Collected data
>> Begin
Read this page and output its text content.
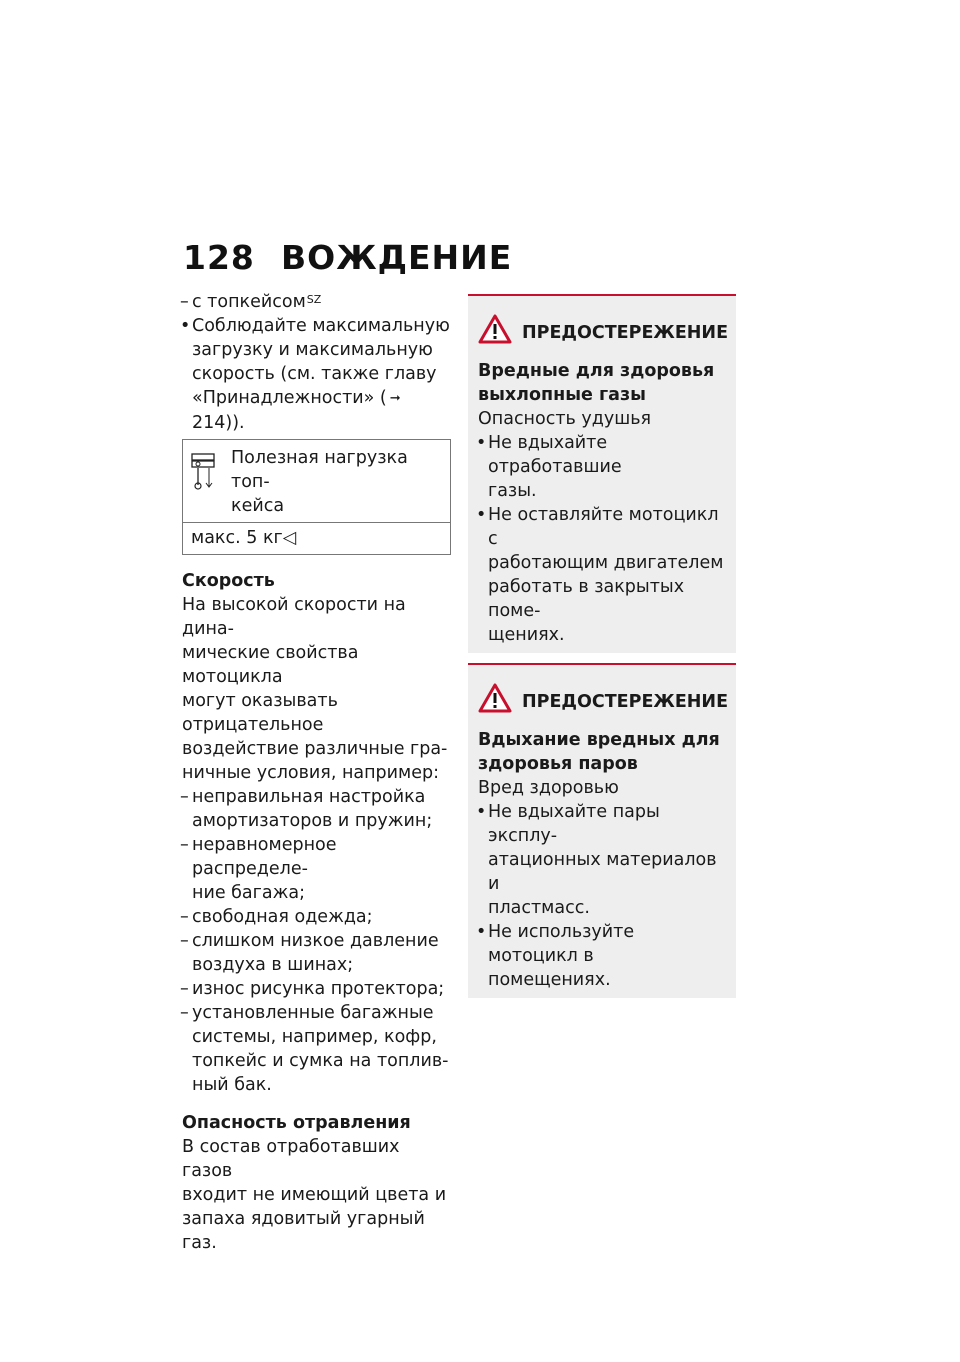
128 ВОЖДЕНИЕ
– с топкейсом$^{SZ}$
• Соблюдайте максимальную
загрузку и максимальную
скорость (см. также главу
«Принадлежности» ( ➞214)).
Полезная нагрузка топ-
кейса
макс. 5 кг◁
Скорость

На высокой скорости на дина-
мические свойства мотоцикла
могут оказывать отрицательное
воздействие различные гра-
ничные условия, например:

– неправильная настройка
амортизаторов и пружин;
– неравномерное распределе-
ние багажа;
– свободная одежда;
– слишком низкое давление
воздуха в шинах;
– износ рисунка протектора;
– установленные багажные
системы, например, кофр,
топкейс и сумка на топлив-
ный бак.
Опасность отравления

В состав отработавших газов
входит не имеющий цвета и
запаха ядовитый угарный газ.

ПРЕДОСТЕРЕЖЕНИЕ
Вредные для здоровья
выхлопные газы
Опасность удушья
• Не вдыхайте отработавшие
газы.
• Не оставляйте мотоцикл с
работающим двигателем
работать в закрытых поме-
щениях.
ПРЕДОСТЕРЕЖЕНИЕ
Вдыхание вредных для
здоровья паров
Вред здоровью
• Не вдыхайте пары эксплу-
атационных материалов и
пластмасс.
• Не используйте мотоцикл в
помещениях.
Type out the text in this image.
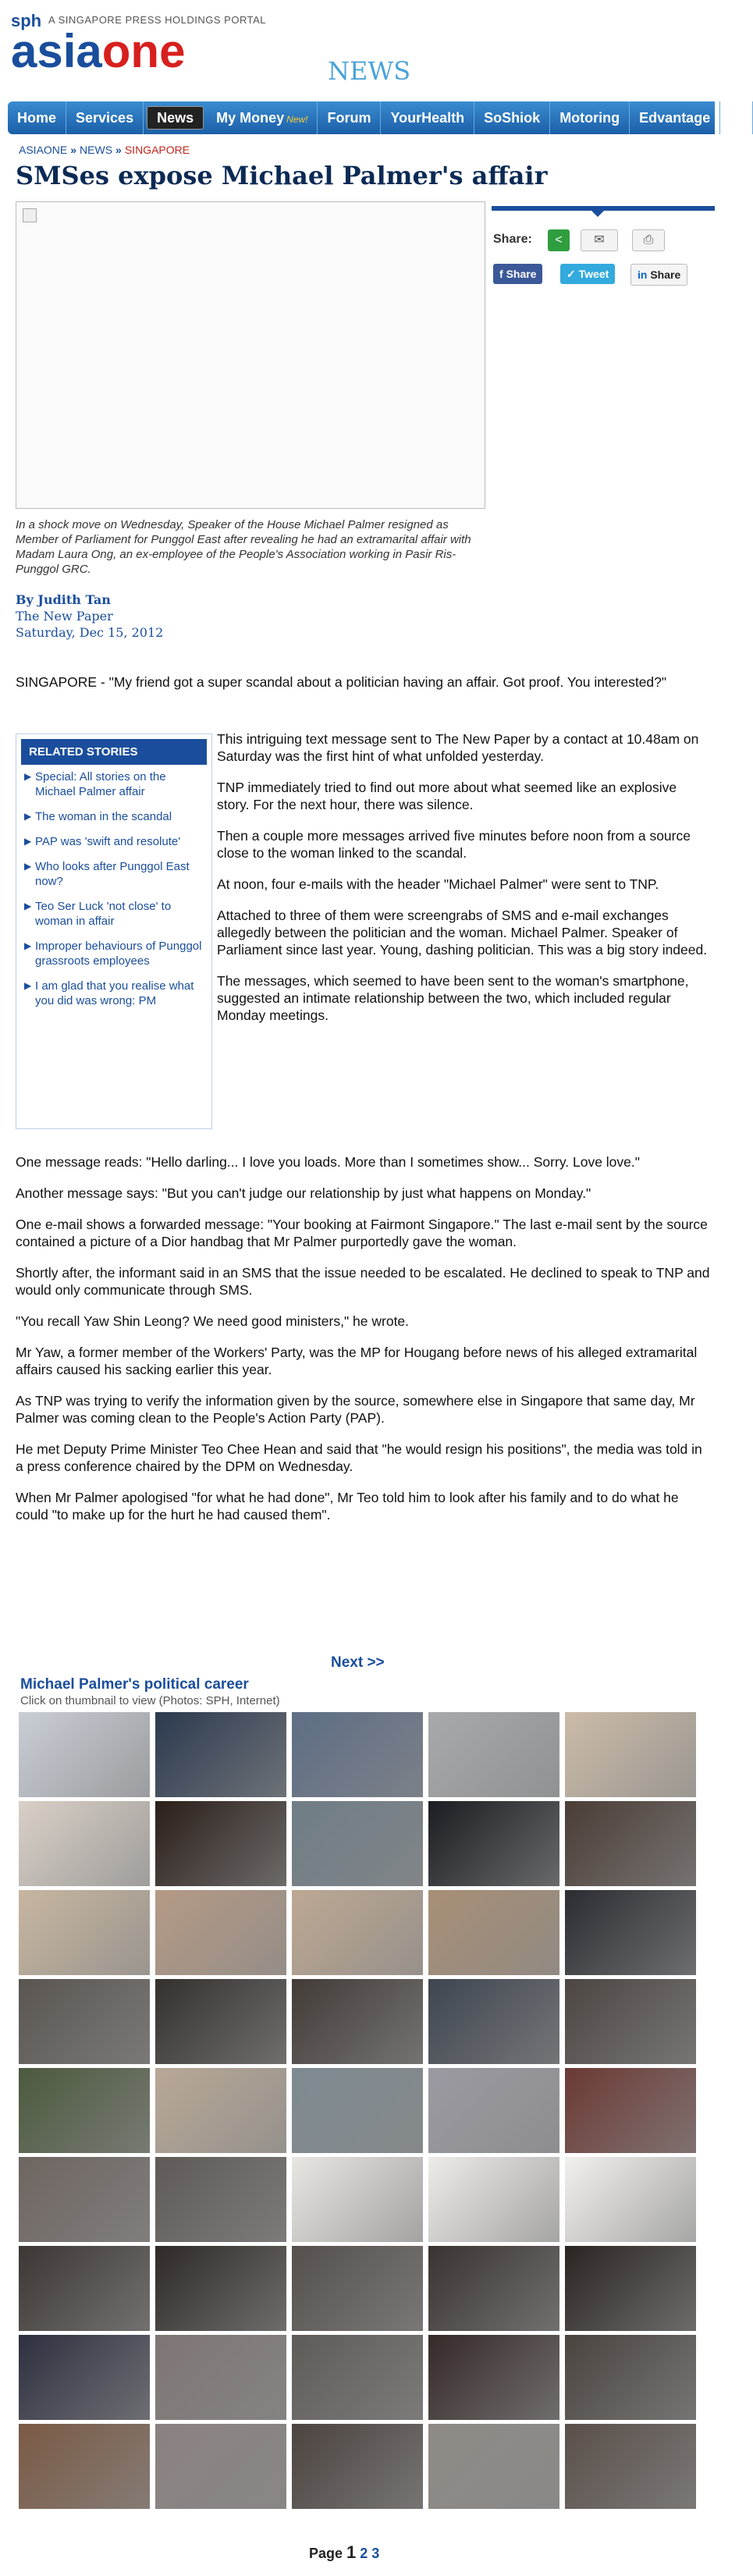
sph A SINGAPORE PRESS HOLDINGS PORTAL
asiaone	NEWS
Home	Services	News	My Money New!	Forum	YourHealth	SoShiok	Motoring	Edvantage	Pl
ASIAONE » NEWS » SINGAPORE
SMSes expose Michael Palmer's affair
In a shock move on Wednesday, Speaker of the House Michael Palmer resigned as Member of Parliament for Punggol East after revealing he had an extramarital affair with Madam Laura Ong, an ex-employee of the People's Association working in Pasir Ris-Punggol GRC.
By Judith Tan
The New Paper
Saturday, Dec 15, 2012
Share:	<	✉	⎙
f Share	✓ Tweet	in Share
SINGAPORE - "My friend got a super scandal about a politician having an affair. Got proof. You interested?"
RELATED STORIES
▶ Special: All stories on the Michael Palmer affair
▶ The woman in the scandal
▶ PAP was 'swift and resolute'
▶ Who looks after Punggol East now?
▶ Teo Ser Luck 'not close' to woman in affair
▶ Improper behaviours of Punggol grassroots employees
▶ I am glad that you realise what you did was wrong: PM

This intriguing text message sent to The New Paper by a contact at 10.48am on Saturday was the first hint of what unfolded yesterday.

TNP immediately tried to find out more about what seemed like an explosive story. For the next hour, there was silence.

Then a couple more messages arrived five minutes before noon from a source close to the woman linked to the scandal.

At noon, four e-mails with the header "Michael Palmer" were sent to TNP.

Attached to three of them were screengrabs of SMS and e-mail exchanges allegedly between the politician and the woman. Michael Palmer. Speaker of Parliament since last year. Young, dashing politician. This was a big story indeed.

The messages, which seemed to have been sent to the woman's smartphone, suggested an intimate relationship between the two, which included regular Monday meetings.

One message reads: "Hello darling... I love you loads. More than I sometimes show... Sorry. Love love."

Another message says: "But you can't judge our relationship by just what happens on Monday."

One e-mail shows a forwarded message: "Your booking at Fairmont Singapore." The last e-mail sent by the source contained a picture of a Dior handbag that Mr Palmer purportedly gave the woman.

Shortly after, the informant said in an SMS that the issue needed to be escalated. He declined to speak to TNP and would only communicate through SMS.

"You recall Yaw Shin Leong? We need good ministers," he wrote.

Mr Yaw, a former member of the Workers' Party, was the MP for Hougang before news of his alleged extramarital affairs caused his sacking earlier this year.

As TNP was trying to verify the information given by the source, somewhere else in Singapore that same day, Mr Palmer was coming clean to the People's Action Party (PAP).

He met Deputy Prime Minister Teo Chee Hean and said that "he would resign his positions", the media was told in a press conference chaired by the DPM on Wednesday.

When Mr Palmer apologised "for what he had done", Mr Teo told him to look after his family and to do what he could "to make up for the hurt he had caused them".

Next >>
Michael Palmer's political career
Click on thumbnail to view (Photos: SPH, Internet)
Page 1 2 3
>> End
>> Begin
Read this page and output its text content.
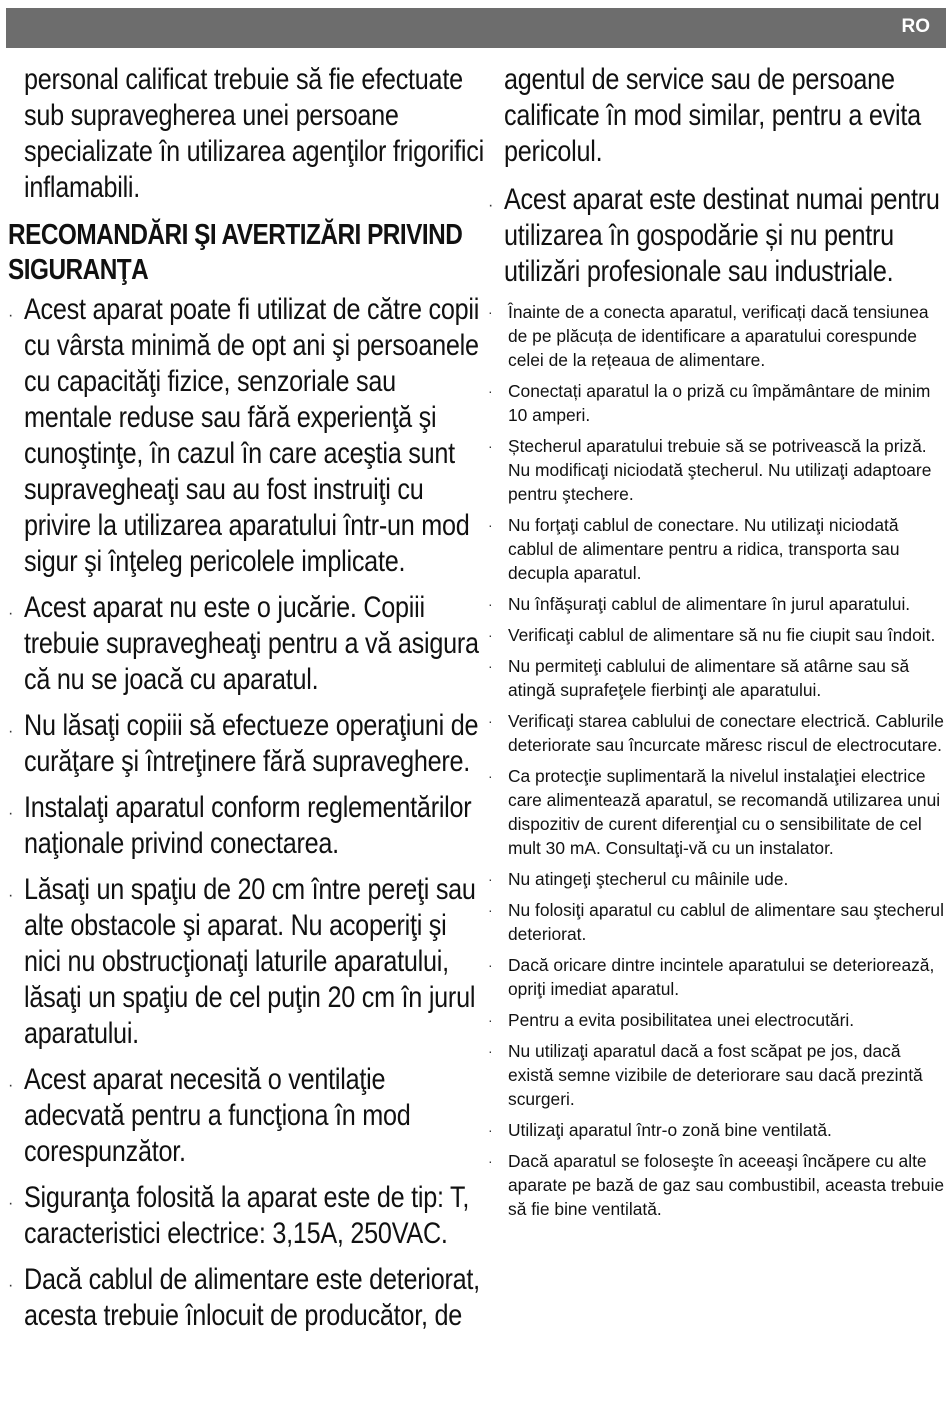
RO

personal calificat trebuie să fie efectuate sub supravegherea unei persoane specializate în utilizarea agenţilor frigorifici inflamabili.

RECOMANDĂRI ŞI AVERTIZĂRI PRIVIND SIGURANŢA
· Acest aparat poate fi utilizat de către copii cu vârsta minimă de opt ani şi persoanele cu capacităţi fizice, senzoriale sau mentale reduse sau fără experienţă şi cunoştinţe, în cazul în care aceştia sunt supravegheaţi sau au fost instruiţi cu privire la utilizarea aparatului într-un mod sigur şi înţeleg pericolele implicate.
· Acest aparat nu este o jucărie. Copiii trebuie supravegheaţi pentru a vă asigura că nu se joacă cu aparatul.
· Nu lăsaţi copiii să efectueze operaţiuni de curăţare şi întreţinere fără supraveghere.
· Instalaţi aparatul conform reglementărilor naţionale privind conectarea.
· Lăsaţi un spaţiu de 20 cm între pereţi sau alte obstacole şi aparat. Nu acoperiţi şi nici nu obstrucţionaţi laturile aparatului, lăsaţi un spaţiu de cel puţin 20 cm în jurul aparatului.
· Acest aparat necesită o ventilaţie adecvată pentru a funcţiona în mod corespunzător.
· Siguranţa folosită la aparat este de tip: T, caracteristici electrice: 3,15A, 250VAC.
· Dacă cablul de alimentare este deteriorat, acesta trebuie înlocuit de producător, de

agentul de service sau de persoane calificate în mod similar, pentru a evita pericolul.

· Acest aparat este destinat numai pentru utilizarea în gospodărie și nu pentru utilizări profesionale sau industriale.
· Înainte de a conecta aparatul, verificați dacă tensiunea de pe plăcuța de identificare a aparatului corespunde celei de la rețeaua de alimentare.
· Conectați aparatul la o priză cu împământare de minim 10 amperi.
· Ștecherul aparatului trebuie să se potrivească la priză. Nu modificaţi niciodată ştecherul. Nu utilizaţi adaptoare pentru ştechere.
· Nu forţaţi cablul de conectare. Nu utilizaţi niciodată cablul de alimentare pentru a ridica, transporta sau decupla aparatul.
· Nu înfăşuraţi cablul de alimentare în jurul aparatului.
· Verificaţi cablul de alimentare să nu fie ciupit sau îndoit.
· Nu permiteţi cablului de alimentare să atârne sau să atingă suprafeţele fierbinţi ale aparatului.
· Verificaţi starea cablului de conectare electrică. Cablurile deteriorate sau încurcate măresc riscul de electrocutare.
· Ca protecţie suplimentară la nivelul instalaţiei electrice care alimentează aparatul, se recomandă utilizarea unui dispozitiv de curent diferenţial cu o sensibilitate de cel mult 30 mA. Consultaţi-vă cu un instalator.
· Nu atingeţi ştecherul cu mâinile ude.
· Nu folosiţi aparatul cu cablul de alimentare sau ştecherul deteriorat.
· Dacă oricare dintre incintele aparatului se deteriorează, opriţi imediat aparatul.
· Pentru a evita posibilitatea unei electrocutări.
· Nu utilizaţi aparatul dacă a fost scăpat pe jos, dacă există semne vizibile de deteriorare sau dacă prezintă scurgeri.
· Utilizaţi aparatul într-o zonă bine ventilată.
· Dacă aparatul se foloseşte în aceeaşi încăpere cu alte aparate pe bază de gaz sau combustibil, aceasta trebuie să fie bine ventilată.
>> End
> Task directions
Show each line holding the word "told".

> Response
He met Deputy Prime Minister Teo Chee Hean and said that "he would resign his positions", the media was told in a press conference chaired by the DPM on Wednesday.
When Mr Palmer apologised "for what he had done", Mr Teo told him to look after his family and to do what he could "to make up for the hurt he had caused them".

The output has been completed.